What to produce – Reproduce all entries precisely as they are written.

Exercise materials –
# # #

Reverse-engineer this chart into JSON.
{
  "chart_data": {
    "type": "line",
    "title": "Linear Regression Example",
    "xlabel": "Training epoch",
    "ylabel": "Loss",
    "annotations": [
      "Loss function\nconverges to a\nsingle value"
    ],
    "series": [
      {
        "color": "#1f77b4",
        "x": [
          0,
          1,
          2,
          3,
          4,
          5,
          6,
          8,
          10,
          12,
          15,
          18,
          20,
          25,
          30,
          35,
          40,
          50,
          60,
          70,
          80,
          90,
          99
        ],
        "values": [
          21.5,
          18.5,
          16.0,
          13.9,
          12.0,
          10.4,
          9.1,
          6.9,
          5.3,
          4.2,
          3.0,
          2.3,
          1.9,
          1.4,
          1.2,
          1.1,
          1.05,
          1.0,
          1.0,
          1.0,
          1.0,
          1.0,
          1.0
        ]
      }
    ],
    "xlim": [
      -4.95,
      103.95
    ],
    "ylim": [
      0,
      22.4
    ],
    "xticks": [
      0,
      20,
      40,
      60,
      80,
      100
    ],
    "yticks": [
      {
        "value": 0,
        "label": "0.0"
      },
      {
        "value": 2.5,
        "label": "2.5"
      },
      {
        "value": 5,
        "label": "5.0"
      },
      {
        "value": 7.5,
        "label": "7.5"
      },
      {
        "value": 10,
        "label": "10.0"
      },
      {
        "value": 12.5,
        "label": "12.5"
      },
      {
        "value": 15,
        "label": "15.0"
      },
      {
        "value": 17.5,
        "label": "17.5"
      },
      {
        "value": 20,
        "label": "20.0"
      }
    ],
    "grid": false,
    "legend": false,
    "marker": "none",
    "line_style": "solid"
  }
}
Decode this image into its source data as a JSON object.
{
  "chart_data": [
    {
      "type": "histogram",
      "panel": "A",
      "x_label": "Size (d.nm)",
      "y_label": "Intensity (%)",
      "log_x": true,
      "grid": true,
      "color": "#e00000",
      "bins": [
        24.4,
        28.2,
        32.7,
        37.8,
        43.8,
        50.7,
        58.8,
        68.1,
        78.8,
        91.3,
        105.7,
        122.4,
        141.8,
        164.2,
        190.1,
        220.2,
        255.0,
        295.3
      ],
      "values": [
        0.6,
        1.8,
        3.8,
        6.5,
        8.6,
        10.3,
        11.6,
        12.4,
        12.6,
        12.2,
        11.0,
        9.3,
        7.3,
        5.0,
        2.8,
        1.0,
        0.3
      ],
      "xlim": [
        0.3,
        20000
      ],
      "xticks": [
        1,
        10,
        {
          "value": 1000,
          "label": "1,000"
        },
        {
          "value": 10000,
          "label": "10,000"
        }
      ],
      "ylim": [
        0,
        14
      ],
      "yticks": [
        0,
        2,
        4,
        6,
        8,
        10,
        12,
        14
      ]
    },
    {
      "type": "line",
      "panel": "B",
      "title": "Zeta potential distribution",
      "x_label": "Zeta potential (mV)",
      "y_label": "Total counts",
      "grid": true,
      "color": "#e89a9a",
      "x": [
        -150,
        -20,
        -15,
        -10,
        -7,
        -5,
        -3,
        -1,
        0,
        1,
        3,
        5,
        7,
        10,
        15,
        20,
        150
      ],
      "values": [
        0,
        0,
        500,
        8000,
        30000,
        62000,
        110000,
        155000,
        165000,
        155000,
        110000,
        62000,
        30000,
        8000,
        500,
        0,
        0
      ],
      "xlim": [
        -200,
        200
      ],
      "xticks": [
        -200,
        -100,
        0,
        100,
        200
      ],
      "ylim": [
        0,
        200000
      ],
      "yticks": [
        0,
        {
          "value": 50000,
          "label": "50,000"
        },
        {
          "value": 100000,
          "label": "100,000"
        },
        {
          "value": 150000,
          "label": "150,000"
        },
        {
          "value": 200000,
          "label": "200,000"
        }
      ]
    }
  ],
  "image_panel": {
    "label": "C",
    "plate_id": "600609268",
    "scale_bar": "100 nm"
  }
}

# # #

Output below –
Reverse-engineer this chart into JSON.
{
  "chart_data": {
    "type": "line",
    "title": "Linear Regression Example",
    "xlabel": "Training epoch",
    "ylabel": "Loss",
    "annotations": [
      "Loss function\nconverges to a\nsingle value"
    ],
    "series": [
      {
        "color": "#1f77b4",
        "x": [
          0,
          1,
          2,
          3,
          4,
          5,
          6,
          8,
          10,
          12,
          15,
          18,
          20,
          25,
          30,
          35,
          40,
          50,
          60,
          70,
          80,
          90,
          99
        ],
        "values": [
          21.5,
          18.5,
          16.0,
          13.9,
          12.0,
          10.4,
          9.1,
          6.9,
          5.3,
          4.2,
          3.0,
          2.3,
          1.9,
          1.4,
          1.2,
          1.1,
          1.05,
          1.0,
          1.0,
          1.0,
          1.0,
          1.0,
          1.0
        ]
      }
    ],
    "xlim": [
      -4.95,
      103.95
    ],
    "ylim": [
      0,
      22.4
    ],
    "xticks": [
      0,
      20,
      40,
      60,
      80,
      100
    ],
    "yticks": [
      {
        "value": 0,
        "label": "0.0"
      },
      {
        "value": 2.5,
        "label": "2.5"
      },
      {
        "value": 5,
        "label": "5.0"
      },
      {
        "value": 7.5,
        "label": "7.5"
      },
      {
        "value": 10,
        "label": "10.0"
      },
      {
        "value": 12.5,
        "label": "12.5"
      },
      {
        "value": 15,
        "label": "15.0"
      },
      {
        "value": 17.5,
        "label": "17.5"
      },
      {
        "value": 20,
        "label": "20.0"
      }
    ],
    "grid": false,
    "legend": false,
    "marker": "none",
    "line_style": "solid"
  }
}
Decode this image into its source data as a JSON object.
{
  "chart_data": [
    {
      "type": "histogram",
      "panel": "A",
      "x_label": "Size (d.nm)",
      "y_label": "Intensity (%)",
      "log_x": true,
      "grid": true,
      "color": "#e00000",
      "bins": [
        24.4,
        28.2,
        32.7,
        37.8,
        43.8,
        50.7,
        58.8,
        68.1,
        78.8,
        91.3,
        105.7,
        122.4,
        141.8,
        164.2,
        190.1,
        220.2,
        255.0,
        295.3
      ],
      "values": [
        0.6,
        1.8,
        3.8,
        6.5,
        8.6,
        10.3,
        11.6,
        12.4,
        12.6,
        12.2,
        11.0,
        9.3,
        7.3,
        5.0,
        2.8,
        1.0,
        0.3
      ],
      "xlim": [
        0.3,
        20000
      ],
      "xticks": [
        1,
        10,
        {
          "value": 1000,
          "label": "1,000"
        },
        {
          "value": 10000,
          "label": "10,000"
        }
      ],
      "ylim": [
        0,
        14
      ],
      "yticks": [
        0,
        2,
        4,
        6,
        8,
        10,
        12,
        14
      ]
    },
    {
      "type": "line",
      "panel": "B",
      "title": "Zeta potential distribution",
      "x_label": "Zeta potential (mV)",
      "y_label": "Total counts",
      "grid": true,
      "color": "#e89a9a",
      "x": [
        -150,
        -20,
        -15,
        -10,
        -7,
        -5,
        -3,
        -1,
        0,
        1,
        3,
        5,
        7,
        10,
        15,
        20,
        150
      ],
      "values": [
        0,
        0,
        500,
        8000,
        30000,
        62000,
        110000,
        155000,
        165000,
        155000,
        110000,
        62000,
        30000,
        8000,
        500,
        0,
        0
      ],
      "xlim": [
        -200,
        200
      ],
      "xticks": [
        -200,
        -100,
        0,
        100,
        200
      ],
      "ylim": [
        0,
        200000
      ],
      "yticks": [
        0,
        {
          "value": 50000,
          "label": "50,000"
        },
        {
          "value": 100000,
          "label": "100,000"
        },
        {
          "value": 150000,
          "label": "150,000"
        },
        {
          "value": 200000,
          "label": "200,000"
        }
      ]
    }
  ],
  "image_panel": {
    "label": "C",
    "plate_id": "600609268",
    "scale_bar": "100 nm"
  }
}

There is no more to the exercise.